GIVEN DATA:

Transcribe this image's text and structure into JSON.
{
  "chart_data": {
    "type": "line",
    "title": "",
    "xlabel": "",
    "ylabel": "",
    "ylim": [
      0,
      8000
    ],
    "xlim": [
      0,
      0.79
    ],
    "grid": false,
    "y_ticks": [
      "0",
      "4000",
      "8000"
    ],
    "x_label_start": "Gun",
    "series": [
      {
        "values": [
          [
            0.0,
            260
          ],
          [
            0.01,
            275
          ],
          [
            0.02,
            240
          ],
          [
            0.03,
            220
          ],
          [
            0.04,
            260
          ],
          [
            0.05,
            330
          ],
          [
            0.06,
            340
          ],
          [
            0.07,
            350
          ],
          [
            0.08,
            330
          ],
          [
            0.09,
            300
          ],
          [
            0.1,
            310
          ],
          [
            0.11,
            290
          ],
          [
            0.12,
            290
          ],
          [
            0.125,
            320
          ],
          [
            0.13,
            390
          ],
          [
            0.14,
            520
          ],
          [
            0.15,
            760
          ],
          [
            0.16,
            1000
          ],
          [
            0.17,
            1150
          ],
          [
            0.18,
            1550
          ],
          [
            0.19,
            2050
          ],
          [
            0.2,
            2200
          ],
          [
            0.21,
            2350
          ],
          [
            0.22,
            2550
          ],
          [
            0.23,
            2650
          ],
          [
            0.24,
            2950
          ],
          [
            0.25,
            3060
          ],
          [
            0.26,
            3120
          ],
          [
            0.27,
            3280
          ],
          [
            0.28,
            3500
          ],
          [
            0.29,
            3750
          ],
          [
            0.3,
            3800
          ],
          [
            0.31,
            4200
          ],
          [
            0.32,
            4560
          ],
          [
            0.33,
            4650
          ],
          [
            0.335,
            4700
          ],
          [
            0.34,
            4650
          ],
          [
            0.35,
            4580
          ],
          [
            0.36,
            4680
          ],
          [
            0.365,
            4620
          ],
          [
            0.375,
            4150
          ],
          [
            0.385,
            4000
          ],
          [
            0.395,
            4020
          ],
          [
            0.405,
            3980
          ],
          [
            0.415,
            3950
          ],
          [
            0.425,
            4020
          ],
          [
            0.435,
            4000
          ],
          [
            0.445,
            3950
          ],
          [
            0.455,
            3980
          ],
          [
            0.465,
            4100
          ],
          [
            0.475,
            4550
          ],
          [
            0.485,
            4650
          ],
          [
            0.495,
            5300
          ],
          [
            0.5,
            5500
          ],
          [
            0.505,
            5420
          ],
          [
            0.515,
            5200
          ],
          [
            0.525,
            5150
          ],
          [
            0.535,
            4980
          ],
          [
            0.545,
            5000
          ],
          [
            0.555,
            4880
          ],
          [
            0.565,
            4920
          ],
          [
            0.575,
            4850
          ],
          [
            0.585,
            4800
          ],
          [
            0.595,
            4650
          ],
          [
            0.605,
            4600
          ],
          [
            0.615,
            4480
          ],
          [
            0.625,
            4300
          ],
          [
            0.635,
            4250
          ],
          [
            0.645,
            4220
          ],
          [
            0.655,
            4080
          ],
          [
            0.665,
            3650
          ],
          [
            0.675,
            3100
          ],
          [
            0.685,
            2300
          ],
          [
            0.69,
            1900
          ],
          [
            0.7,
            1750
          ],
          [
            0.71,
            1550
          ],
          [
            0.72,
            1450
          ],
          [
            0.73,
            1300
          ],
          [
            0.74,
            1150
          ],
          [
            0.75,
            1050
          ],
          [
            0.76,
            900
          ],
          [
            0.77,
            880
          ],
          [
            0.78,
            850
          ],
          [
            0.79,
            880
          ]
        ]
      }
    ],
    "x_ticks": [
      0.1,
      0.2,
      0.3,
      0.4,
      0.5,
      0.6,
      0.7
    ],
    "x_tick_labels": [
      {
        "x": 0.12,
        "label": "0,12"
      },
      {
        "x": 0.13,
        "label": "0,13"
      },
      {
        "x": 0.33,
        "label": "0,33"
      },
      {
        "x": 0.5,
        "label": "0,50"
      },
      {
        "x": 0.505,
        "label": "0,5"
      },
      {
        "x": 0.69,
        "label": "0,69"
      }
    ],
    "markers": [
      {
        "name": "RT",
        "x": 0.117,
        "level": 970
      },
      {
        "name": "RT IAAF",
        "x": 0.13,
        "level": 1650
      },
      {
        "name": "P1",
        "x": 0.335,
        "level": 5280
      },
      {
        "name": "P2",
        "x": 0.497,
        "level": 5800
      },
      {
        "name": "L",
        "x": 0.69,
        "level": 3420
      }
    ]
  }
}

==

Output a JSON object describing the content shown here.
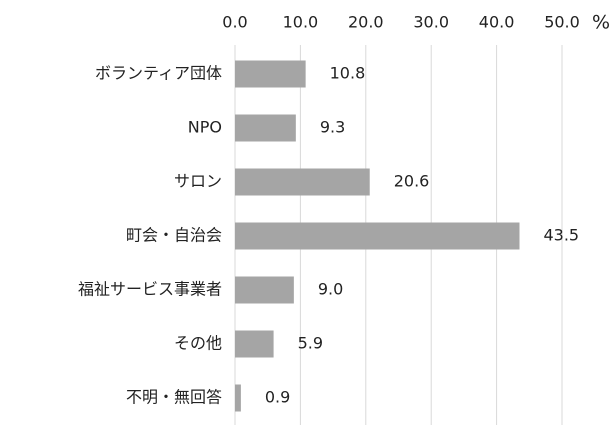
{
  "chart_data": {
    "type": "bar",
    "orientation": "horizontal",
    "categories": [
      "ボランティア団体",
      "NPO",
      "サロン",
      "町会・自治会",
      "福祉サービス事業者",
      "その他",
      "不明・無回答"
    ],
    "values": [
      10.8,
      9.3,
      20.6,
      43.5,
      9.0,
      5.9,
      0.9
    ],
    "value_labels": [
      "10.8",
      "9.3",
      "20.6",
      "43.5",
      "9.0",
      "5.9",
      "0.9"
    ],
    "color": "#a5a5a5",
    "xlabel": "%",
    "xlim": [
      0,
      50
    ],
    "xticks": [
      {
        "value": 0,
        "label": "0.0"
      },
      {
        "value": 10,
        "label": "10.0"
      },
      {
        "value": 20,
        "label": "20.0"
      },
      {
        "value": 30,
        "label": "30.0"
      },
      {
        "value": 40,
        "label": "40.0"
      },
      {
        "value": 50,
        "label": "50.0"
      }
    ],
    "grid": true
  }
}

TASK INSTRUCTIONS: In the records above, locate each line with the word "level". Copy all such lines.

THE SOLUTION:
        "level": 970
        "level": 1650
        "level": 5280
        "level": 5800
        "level": 3420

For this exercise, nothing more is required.